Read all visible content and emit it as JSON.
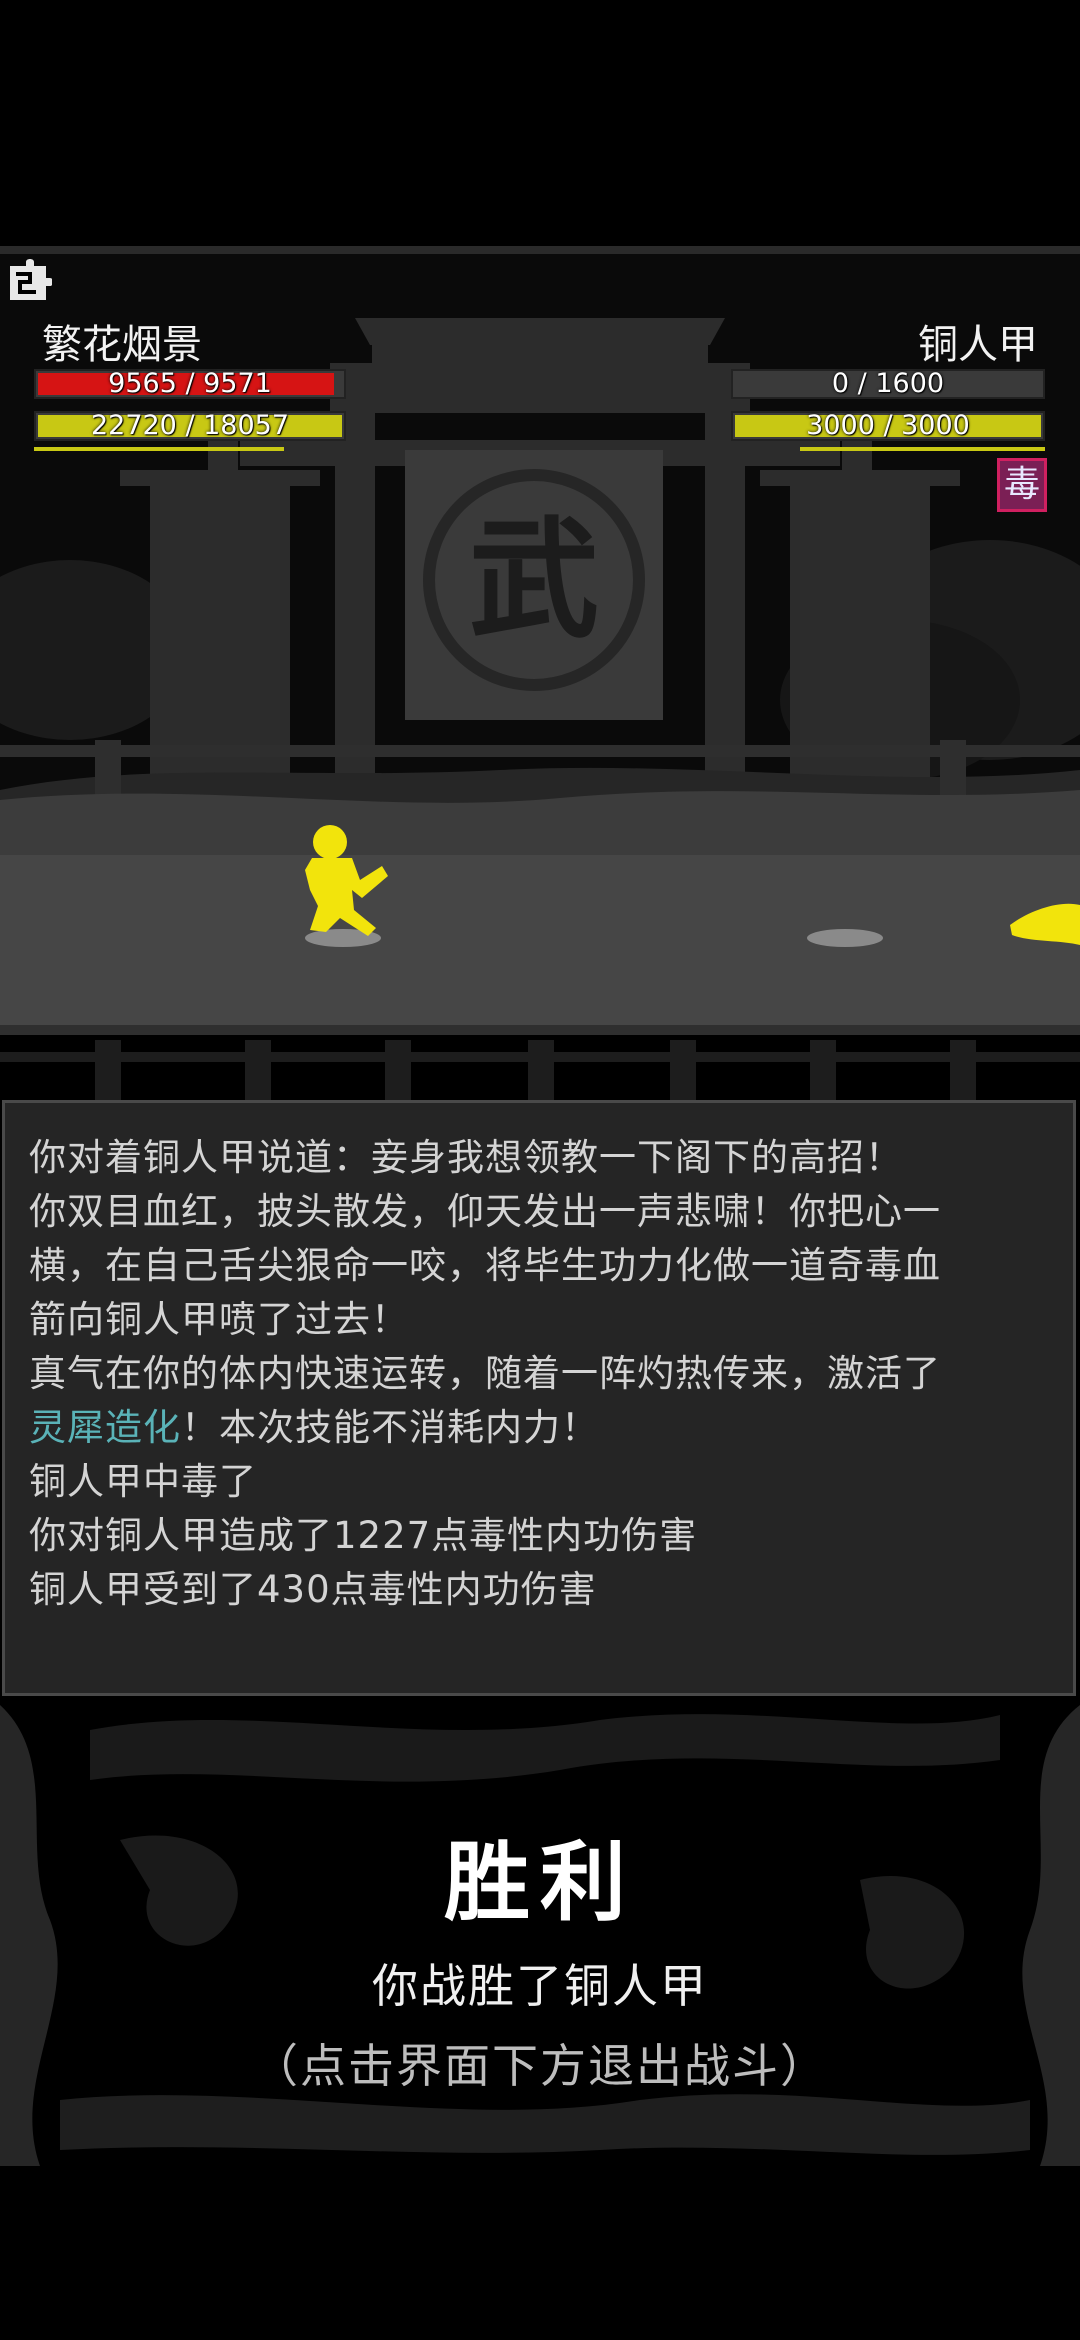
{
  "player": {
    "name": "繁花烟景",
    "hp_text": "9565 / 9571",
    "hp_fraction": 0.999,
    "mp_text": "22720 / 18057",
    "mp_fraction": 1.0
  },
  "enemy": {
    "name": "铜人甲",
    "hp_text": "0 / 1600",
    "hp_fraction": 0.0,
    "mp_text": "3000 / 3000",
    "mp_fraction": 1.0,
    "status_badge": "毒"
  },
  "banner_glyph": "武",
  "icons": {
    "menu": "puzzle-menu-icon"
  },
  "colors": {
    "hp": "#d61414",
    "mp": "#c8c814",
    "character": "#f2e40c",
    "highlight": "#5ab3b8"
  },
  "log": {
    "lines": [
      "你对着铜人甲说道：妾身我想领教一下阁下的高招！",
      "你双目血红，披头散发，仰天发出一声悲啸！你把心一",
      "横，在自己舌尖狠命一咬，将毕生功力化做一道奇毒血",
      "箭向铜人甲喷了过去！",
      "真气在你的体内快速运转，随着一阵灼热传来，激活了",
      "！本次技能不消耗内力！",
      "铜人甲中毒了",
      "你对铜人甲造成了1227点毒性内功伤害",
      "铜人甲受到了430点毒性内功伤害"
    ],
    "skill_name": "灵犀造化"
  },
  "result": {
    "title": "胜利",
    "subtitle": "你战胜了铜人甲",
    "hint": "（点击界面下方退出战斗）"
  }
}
■ ■ ■ ■ ■
PROBLEM DESCRIPTION: From the listing above, print every entry precisely and drop the pictures.

FULL ANSWER:
Read all visible content and emit it as JSON.
{
  "player": {
    "name": "繁花烟景",
    "hp_text": "9565 / 9571",
    "hp_fraction": 0.999,
    "mp_text": "22720 / 18057",
    "mp_fraction": 1.0
  },
  "enemy": {
    "name": "铜人甲",
    "hp_text": "0 / 1600",
    "hp_fraction": 0.0,
    "mp_text": "3000 / 3000",
    "mp_fraction": 1.0,
    "status_badge": "毒"
  },
  "banner_glyph": "武",
  "icons": {
    "menu": "puzzle-menu-icon"
  },
  "colors": {
    "hp": "#d61414",
    "mp": "#c8c814",
    "character": "#f2e40c",
    "highlight": "#5ab3b8"
  },
  "log": {
    "lines": [
      "你对着铜人甲说道：妾身我想领教一下阁下的高招！",
      "你双目血红，披头散发，仰天发出一声悲啸！你把心一",
      "横，在自己舌尖狠命一咬，将毕生功力化做一道奇毒血",
      "箭向铜人甲喷了过去！",
      "真气在你的体内快速运转，随着一阵灼热传来，激活了",
      "！本次技能不消耗内力！",
      "铜人甲中毒了",
      "你对铜人甲造成了1227点毒性内功伤害",
      "铜人甲受到了430点毒性内功伤害"
    ],
    "skill_name": "灵犀造化"
  },
  "result": {
    "title": "胜利",
    "subtitle": "你战胜了铜人甲",
    "hint": "（点击界面下方退出战斗）"
  }
}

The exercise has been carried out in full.